To be done> Repeat the whole listing exactly as written.
---- Material provided
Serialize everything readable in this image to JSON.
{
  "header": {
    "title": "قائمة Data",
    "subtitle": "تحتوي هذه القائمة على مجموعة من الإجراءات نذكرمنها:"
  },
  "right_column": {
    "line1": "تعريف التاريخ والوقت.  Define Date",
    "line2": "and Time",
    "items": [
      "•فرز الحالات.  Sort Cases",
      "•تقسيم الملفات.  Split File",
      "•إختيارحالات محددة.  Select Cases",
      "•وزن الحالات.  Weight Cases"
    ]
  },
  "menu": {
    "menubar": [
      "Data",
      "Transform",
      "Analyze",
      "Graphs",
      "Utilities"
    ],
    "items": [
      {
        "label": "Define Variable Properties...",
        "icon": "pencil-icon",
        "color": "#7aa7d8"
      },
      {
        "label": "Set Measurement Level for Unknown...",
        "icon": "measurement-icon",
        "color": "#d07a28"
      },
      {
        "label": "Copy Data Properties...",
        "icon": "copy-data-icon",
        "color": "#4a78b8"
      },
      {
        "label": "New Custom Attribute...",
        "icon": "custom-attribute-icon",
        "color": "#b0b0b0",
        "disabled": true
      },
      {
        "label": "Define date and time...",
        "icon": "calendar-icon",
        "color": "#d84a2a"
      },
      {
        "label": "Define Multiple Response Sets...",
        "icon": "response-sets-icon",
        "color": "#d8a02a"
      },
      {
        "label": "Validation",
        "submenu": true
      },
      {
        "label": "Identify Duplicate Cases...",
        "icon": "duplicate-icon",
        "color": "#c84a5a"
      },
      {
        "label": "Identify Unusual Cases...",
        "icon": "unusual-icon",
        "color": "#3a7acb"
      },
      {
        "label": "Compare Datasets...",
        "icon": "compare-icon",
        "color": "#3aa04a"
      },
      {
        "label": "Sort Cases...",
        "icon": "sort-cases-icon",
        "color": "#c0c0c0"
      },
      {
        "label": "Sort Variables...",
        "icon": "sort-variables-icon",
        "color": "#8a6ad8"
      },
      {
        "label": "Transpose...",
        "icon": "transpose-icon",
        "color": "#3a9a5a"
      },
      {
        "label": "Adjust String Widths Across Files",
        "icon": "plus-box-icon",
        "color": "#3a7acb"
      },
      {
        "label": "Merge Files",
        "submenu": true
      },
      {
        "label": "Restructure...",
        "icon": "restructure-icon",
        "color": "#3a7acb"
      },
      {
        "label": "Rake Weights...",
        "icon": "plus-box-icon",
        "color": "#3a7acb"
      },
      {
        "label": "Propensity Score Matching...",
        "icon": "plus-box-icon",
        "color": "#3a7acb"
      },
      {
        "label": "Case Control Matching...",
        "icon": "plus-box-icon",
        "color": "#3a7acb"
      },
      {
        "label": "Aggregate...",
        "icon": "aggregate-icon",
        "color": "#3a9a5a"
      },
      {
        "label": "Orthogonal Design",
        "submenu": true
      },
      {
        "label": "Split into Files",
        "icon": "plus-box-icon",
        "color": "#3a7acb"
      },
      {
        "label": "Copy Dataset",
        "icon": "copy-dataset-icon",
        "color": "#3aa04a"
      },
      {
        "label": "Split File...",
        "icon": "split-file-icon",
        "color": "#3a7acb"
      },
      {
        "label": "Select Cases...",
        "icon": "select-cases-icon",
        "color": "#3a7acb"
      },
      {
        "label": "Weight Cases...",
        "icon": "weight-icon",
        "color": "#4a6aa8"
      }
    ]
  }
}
--------
Correct answer>
Serialize everything readable in this image to JSON.
{
  "header": {
    "title": "قائمة Data",
    "subtitle": "تحتوي هذه القائمة على مجموعة من الإجراءات نذكرمنها:"
  },
  "right_column": {
    "line1": "تعريف التاريخ والوقت.  Define Date",
    "line2": "and Time",
    "items": [
      "•فرز الحالات.  Sort Cases",
      "•تقسيم الملفات.  Split File",
      "•إختيارحالات محددة.  Select Cases",
      "•وزن الحالات.  Weight Cases"
    ]
  },
  "menu": {
    "menubar": [
      "Data",
      "Transform",
      "Analyze",
      "Graphs",
      "Utilities"
    ],
    "items": [
      {
        "label": "Define Variable Properties...",
        "icon": "pencil-icon",
        "color": "#7aa7d8"
      },
      {
        "label": "Set Measurement Level for Unknown...",
        "icon": "measurement-icon",
        "color": "#d07a28"
      },
      {
        "label": "Copy Data Properties...",
        "icon": "copy-data-icon",
        "color": "#4a78b8"
      },
      {
        "label": "New Custom Attribute...",
        "icon": "custom-attribute-icon",
        "color": "#b0b0b0",
        "disabled": true
      },
      {
        "label": "Define date and time...",
        "icon": "calendar-icon",
        "color": "#d84a2a"
      },
      {
        "label": "Define Multiple Response Sets...",
        "icon": "response-sets-icon",
        "color": "#d8a02a"
      },
      {
        "label": "Validation",
        "submenu": true
      },
      {
        "label": "Identify Duplicate Cases...",
        "icon": "duplicate-icon",
        "color": "#c84a5a"
      },
      {
        "label": "Identify Unusual Cases...",
        "icon": "unusual-icon",
        "color": "#3a7acb"
      },
      {
        "label": "Compare Datasets...",
        "icon": "compare-icon",
        "color": "#3aa04a"
      },
      {
        "label": "Sort Cases...",
        "icon": "sort-cases-icon",
        "color": "#c0c0c0"
      },
      {
        "label": "Sort Variables...",
        "icon": "sort-variables-icon",
        "color": "#8a6ad8"
      },
      {
        "label": "Transpose...",
        "icon": "transpose-icon",
        "color": "#3a9a5a"
      },
      {
        "label": "Adjust String Widths Across Files",
        "icon": "plus-box-icon",
        "color": "#3a7acb"
      },
      {
        "label": "Merge Files",
        "submenu": true
      },
      {
        "label": "Restructure...",
        "icon": "restructure-icon",
        "color": "#3a7acb"
      },
      {
        "label": "Rake Weights...",
        "icon": "plus-box-icon",
        "color": "#3a7acb"
      },
      {
        "label": "Propensity Score Matching...",
        "icon": "plus-box-icon",
        "color": "#3a7acb"
      },
      {
        "label": "Case Control Matching...",
        "icon": "plus-box-icon",
        "color": "#3a7acb"
      },
      {
        "label": "Aggregate...",
        "icon": "aggregate-icon",
        "color": "#3a9a5a"
      },
      {
        "label": "Orthogonal Design",
        "submenu": true
      },
      {
        "label": "Split into Files",
        "icon": "plus-box-icon",
        "color": "#3a7acb"
      },
      {
        "label": "Copy Dataset",
        "icon": "copy-dataset-icon",
        "color": "#3aa04a"
      },
      {
        "label": "Split File...",
        "icon": "split-file-icon",
        "color": "#3a7acb"
      },
      {
        "label": "Select Cases...",
        "icon": "select-cases-icon",
        "color": "#3a7acb"
      },
      {
        "label": "Weight Cases...",
        "icon": "weight-icon",
        "color": "#4a6aa8"
      }
    ]
  }
}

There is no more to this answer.